> [The exercise]:
List all lines of the data that include the string "ffffff".

(Entries with figure data)
________________________________________

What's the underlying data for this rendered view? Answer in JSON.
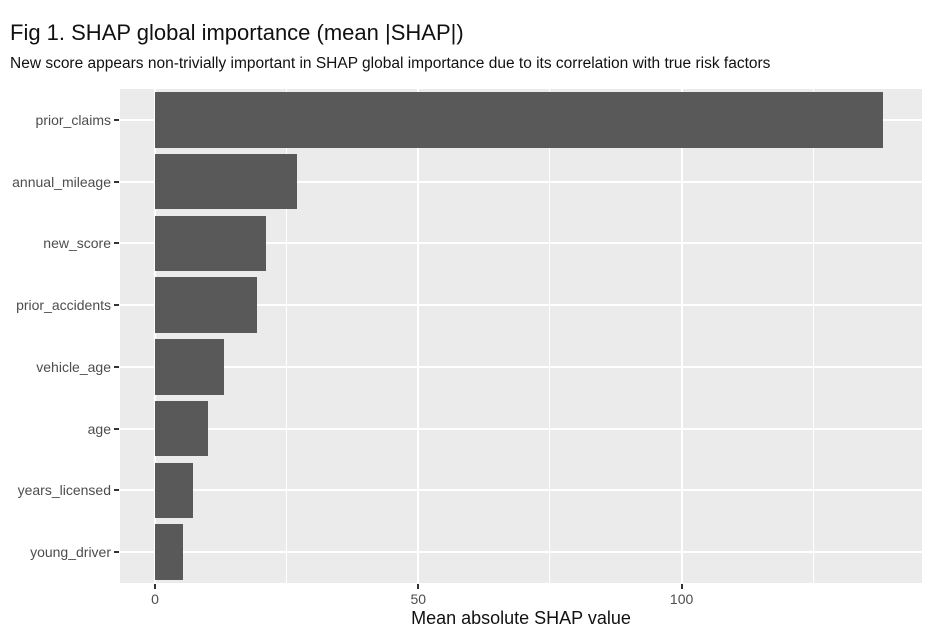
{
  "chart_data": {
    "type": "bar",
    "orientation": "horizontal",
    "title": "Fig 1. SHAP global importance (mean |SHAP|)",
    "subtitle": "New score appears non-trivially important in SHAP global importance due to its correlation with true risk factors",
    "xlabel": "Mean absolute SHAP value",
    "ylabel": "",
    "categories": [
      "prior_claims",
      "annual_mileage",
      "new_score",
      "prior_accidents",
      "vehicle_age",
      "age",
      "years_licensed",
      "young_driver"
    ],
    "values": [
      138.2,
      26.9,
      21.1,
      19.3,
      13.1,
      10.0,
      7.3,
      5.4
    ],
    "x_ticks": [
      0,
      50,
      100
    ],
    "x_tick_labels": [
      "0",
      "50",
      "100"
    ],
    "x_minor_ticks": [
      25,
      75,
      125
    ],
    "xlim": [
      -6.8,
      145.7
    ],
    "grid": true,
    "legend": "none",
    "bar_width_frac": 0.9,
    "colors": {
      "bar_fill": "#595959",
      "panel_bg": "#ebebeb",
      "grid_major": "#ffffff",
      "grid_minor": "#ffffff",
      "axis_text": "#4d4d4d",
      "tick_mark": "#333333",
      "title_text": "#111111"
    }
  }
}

________________________________________

> [Solution for this task]:
      "grid_major": "#ffffff",
      "grid_minor": "#ffffff",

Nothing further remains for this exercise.